Direction
List the lines of this listing that hold the word "Congo".

Given records

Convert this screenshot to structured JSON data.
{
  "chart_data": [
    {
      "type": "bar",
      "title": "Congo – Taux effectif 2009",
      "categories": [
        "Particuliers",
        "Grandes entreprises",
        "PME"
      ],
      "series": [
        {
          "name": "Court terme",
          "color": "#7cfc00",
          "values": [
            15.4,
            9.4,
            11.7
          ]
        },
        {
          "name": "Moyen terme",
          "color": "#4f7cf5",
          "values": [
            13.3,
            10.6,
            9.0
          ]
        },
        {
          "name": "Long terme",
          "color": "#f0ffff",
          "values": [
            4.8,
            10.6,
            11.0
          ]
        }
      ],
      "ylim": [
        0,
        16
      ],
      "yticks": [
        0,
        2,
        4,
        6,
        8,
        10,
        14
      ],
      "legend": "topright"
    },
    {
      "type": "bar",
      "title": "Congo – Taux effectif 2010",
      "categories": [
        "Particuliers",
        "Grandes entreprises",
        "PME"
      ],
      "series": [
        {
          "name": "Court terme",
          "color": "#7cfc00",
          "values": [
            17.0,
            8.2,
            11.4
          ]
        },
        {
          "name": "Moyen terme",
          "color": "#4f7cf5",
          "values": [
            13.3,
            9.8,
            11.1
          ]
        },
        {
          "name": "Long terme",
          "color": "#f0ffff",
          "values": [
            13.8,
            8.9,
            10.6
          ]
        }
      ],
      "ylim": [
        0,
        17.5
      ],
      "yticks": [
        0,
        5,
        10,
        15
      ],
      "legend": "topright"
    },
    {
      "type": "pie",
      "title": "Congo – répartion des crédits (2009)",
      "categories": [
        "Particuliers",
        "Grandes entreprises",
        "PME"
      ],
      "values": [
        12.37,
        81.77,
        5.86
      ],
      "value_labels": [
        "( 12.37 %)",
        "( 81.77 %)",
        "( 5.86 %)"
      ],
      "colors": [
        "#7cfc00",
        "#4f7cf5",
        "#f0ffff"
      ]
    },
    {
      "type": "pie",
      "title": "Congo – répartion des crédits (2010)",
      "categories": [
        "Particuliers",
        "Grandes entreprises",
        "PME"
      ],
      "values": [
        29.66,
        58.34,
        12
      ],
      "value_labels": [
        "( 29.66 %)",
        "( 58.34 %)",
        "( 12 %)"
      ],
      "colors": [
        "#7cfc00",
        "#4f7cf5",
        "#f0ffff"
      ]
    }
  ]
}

...

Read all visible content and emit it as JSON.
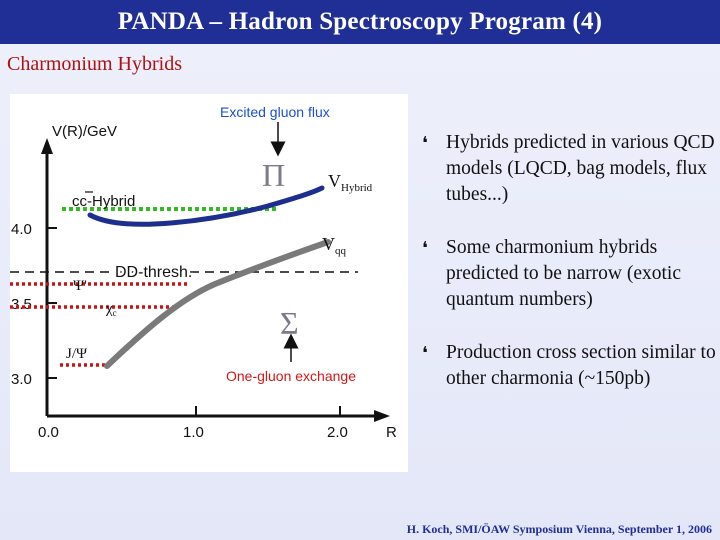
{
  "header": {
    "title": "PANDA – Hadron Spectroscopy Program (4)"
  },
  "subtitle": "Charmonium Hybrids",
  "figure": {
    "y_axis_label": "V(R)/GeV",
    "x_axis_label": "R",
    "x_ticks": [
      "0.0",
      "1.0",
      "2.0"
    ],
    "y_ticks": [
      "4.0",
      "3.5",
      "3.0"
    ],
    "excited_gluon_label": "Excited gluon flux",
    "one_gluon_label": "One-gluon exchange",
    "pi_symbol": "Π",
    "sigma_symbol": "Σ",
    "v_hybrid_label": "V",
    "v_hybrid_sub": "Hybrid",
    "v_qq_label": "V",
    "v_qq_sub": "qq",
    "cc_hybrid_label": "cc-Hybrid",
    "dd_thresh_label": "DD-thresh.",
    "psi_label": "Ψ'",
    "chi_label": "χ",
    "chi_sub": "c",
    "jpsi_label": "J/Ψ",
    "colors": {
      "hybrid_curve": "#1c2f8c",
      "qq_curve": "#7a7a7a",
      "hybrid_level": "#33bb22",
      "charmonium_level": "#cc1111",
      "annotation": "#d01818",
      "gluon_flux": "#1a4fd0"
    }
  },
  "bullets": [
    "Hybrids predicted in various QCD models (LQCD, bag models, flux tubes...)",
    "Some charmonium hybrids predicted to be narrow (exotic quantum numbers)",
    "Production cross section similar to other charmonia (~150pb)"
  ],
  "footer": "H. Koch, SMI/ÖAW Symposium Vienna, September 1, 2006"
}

Answer to this problem
      "title": "Congo – Taux effectif 2009",
      "title": "Congo – Taux effectif 2010",
      "title": "Congo – répartion des crédits (2009)",
      "title": "Congo – répartion des crédits (2010)",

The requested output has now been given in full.